### What to do:
The answer is one number: how many lines in the data below hold "heart".

Start Source data

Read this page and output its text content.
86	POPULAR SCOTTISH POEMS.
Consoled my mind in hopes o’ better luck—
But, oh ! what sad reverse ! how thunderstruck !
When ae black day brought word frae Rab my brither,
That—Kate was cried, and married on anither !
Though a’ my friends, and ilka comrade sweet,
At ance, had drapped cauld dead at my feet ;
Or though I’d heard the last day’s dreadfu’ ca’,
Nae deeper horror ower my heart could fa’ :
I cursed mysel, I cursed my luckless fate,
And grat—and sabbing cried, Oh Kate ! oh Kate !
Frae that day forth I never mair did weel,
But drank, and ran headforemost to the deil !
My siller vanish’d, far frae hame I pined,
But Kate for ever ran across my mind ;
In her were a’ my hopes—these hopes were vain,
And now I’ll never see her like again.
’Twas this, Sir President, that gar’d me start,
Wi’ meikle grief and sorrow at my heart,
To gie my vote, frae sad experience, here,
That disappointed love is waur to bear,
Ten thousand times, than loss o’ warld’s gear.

End Source data

### Written reply:
2